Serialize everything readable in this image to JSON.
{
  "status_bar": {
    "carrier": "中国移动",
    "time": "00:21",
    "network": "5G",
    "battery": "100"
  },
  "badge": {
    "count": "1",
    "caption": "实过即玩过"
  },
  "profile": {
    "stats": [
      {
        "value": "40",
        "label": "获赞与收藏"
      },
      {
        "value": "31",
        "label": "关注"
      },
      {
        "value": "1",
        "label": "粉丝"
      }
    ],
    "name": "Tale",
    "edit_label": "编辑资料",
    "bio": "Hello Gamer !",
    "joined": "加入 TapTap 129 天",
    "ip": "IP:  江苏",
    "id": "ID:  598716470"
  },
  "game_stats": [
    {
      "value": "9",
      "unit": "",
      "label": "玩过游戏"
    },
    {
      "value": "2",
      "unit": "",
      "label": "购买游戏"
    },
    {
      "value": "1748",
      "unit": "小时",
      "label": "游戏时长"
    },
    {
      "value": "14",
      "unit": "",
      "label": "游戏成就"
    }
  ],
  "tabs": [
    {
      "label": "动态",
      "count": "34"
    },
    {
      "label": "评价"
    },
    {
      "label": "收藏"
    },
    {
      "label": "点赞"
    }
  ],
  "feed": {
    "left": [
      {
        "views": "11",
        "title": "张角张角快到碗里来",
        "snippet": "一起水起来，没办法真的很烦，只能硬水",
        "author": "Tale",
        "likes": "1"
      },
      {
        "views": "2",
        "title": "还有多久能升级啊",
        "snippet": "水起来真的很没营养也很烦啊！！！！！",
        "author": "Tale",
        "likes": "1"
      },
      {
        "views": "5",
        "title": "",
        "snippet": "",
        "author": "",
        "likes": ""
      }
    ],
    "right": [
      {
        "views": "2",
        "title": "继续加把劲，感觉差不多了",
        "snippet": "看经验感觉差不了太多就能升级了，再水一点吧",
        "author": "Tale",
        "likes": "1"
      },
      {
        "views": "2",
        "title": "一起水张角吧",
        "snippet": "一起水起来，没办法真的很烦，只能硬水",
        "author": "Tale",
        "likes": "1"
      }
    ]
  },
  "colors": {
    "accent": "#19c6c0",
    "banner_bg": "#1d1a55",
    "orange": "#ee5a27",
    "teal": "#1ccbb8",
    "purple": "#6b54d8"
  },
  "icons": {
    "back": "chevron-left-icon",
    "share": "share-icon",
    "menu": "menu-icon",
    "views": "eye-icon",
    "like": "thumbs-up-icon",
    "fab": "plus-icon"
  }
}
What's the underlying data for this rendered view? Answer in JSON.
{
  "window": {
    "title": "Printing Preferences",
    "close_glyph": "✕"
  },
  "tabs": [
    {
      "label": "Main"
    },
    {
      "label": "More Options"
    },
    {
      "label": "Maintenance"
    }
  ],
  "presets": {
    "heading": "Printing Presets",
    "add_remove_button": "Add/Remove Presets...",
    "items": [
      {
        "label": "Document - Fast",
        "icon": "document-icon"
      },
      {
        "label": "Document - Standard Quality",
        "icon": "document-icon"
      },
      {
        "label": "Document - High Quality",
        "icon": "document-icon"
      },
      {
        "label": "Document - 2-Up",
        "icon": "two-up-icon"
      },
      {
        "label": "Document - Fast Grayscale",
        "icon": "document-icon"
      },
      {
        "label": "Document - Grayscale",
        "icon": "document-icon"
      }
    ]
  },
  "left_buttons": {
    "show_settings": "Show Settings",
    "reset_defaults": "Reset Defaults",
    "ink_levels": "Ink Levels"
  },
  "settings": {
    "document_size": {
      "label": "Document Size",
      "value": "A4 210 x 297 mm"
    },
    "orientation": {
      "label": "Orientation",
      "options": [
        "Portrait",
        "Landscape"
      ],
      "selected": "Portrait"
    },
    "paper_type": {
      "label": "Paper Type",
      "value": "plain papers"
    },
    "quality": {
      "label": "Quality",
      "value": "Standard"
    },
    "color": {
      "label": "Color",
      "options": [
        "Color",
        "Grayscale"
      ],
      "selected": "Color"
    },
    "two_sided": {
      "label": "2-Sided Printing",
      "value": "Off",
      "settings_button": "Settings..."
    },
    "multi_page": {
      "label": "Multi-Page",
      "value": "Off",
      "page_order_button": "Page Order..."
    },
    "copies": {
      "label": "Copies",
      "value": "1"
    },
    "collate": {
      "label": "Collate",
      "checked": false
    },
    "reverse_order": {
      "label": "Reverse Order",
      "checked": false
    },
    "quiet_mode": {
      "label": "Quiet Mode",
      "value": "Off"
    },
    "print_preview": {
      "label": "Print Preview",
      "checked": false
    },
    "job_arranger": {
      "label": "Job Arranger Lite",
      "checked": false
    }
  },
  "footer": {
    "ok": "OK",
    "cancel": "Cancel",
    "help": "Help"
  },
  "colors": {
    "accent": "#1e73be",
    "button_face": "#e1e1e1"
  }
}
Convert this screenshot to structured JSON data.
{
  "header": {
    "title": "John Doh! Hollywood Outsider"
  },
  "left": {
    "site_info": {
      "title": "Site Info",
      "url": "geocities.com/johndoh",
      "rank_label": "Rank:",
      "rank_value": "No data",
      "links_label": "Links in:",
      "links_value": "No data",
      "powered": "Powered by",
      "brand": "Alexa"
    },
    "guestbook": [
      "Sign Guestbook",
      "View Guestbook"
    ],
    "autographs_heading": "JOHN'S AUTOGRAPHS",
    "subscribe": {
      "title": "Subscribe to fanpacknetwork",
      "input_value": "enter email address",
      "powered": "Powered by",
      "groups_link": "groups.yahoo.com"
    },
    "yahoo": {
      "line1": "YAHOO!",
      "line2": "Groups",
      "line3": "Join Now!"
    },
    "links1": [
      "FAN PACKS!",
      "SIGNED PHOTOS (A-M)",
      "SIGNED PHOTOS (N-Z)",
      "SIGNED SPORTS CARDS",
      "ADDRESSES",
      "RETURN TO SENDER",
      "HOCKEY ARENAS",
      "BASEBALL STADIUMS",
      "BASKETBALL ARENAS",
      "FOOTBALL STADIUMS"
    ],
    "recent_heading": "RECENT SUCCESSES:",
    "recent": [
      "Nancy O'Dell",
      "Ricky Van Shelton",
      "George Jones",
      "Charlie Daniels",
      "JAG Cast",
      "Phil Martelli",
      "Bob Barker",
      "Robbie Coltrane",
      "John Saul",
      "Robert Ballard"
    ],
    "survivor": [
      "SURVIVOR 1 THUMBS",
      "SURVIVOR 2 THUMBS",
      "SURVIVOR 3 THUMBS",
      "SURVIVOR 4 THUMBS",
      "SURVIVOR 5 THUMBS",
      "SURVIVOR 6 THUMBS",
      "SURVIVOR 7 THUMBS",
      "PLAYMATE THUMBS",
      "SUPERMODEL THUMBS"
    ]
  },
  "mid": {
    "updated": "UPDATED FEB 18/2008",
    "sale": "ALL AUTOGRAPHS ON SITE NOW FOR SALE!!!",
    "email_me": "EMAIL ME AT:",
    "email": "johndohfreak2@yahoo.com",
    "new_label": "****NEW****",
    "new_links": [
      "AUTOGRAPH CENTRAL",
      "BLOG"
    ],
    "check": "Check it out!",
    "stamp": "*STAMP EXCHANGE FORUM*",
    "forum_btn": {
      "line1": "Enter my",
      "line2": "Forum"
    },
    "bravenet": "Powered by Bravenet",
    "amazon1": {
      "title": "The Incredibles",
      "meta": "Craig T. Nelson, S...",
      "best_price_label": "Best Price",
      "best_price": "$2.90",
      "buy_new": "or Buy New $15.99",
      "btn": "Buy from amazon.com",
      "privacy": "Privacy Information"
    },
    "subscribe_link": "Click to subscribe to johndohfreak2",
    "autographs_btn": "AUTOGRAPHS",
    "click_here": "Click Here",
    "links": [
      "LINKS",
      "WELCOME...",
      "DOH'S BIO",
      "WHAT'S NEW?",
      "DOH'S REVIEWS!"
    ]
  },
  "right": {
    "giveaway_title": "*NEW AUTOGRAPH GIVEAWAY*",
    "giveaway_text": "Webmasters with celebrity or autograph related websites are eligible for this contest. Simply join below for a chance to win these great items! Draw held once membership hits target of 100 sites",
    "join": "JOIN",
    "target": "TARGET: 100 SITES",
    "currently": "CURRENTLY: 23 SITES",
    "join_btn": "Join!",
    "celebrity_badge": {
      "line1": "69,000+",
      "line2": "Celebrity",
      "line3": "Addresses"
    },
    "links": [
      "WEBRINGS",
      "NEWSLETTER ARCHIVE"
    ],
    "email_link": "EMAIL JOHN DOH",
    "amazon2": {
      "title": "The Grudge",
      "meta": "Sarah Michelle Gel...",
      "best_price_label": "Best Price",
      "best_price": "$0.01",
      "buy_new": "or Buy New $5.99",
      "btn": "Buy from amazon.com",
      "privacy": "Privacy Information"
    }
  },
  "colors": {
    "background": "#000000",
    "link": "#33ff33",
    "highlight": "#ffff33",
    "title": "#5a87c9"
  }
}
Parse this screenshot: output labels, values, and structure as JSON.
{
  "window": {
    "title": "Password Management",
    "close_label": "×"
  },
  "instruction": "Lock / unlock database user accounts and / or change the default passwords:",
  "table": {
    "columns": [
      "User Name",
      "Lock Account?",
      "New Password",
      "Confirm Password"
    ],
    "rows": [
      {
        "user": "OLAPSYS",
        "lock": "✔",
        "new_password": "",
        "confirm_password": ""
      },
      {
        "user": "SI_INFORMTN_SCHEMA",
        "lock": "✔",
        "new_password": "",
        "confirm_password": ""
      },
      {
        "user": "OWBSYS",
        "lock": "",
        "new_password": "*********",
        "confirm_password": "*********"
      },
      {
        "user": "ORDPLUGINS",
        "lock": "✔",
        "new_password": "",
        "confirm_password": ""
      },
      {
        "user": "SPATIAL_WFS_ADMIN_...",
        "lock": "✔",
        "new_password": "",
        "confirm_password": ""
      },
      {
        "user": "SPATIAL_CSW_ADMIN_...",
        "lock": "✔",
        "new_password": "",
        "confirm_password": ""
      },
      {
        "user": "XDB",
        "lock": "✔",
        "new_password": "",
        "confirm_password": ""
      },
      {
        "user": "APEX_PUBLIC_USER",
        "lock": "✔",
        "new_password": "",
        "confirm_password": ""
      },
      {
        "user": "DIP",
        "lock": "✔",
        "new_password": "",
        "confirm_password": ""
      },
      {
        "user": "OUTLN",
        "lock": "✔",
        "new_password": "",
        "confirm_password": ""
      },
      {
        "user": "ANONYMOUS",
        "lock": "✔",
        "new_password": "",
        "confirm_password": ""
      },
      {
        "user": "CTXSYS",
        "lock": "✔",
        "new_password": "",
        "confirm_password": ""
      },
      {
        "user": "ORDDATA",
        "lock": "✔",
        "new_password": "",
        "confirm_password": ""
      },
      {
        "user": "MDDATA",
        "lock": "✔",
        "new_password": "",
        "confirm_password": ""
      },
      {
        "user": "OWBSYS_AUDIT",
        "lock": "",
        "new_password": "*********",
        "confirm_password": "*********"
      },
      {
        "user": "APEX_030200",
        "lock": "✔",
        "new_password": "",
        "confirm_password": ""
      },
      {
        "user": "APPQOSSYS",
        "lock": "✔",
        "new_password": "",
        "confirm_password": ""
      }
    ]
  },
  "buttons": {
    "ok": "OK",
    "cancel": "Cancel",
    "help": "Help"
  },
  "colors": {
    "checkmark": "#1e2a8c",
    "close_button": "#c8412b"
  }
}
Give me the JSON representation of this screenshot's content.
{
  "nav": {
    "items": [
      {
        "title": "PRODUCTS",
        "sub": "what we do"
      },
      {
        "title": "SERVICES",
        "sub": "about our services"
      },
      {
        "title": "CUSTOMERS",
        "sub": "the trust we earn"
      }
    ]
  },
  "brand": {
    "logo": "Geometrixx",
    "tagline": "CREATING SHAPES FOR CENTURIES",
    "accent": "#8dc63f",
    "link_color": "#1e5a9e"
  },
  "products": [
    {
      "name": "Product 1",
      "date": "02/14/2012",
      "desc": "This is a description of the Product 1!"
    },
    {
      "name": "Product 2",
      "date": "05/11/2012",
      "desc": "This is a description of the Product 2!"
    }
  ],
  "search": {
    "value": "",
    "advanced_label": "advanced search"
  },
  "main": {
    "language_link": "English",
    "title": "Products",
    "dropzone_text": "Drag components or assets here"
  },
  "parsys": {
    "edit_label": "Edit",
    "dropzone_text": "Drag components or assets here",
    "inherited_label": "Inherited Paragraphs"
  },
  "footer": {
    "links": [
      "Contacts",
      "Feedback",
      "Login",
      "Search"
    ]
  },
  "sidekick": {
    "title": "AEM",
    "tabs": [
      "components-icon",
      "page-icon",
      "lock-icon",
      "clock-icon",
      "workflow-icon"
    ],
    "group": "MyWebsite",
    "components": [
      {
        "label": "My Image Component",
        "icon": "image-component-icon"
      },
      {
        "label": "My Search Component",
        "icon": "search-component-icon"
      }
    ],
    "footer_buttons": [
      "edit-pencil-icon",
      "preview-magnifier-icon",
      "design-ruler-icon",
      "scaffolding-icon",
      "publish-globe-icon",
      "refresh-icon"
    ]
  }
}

## Work instructions
For the listing above, give the number of lines in which the string "components" occurs, and nothing else.

## Response
4